■ **Bacaan yang Diberikan**
===

Kamis, 20 Mei 2010

Amalan Lahir vs Amalan Hati

DI zaman Nabi Musa a.s., ada seorang hamba Allah yang selama 40 tahun kerjanya mencuri. Suatu hari, dilihatnya Nabi musa a.s. sedang berjalan. Tiba-tiba terlintas di benaknya untuk berjalan bersama Nabi Musa a.s. “Jika aku dapat berjalan bersama Nabi Musa, mudah-mudahan ada berkahnya untukku,” katanya dalam hati.
Namun dia kembali ragu. “Aku ini pencuri, mana layak berjalan bersama seorang nabi,” pikirnya mengurungkan niatnya semula.
Sejurus kemudian, dia melihat seorang abid (ahli ibadah) berlari-lari kecil mengejar Nabi Musa a.s. dari belakang. Semua orang tahu, si abid ini telah beribadah secara istiqomah selama 40 tahun. Si pencuri itu berkata dalam hati, “sebaiknya, aku berjalan bersama si abid ini saja. Moga-moga ada baiknya untuk aku.”
Lantas si pencuri menghampiri si abid untuk meminta diperkenankan bejalan bersama. Tapi ketika dia mulai mendekat, si Abid terkejut dan merasa takut. “Celaka aku..! Kalau si pencuri berjalan bersamaku, bisa-bisa rusak segala kebaikan dan amalanku,”katanya dalam hati.
Maka si abid pun mempercepat larinya untuk menghindari si pencuri. Demikian halnya dengan si pencuri. Dia juga mempercepat larinya mendekati si abid. Akhirnya keduanya sampai kepada Nabi Musa a.s.
Nabi Musa a.s. segera berpaling dan bersabda kepada mereka berdua: “Aku baru saja mendapat wahyu dari Allah swt., supaya memberitahu kamu bahwa segala amalan baik dan buruk kalian berdua telah dihapus oleh Allah.”
Mendengar sabda itu, terkejutlah mereka berdua. Tentu saja si pencuri terkejut bahagia, karena segala dosanya mencuri selama 40 tahun telah ditolak oleh Allah.
Rupanya si pencuri itu tidak suka dengan pekerjaanya. Dia mencuri karena terpaksa, karena miskin dan tanggungannya banyak. Tak ada orang yang mau membantunya. Setiap kali dia mencuri, dia selalu merasa bersalah dan berdosa. Jiwanya tersiksa dan menderita selama 40 tahun itupula hatinya merintih meminta belas kasihan, keampunan dan mengharapkan kasih sayang Tuhan.

===

■ **Catatan yang dikutip dari sebuah kumpulan**
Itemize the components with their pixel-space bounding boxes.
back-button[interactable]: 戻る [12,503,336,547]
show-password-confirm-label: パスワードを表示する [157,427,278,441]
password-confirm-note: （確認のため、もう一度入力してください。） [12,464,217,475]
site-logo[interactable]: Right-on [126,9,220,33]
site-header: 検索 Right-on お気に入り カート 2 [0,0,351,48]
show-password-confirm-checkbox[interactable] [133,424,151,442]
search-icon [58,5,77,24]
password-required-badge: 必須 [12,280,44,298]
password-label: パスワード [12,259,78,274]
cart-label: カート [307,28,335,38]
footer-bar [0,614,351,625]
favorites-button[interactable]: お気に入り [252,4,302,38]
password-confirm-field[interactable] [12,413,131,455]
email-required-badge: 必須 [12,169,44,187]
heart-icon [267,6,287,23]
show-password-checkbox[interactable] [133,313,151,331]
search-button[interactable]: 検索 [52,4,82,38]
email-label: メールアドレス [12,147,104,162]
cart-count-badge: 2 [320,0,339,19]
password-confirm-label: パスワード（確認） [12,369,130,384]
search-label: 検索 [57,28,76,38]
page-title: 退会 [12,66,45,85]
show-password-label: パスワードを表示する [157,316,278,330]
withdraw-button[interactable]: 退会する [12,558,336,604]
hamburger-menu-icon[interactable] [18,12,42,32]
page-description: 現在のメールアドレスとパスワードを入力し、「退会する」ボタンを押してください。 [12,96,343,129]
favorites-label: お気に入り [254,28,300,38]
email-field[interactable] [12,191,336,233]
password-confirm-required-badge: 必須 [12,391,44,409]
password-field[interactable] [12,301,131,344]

===

■ **Arahan Tugas**
(a) Menurut bacaan, berapa lama si abid telah beribadah secara istiqomah?
(b) Tuliskan kembali tanpa perubahan baris-baris catatan, mulai dari awal catatan dan berakhir pada baris yang memuat "site-header: 検索 Right-on", termasuk baris tersebut.

■ **Jawaban Berurutan**
(a) Selama 40 tahun.

(b)
Itemize the components with their pixel-space bounding boxes.
back-button[interactable]: 戻る [12,503,336,547]
show-password-confirm-label: パスワードを表示する [157,427,278,441]
password-confirm-note: （確認のため、もう一度入力してください。） [12,464,217,475]
site-logo[interactable]: Right-on [126,9,220,33]
site-header: 検索 Right-on お気に入り カート 2 [0,0,351,48]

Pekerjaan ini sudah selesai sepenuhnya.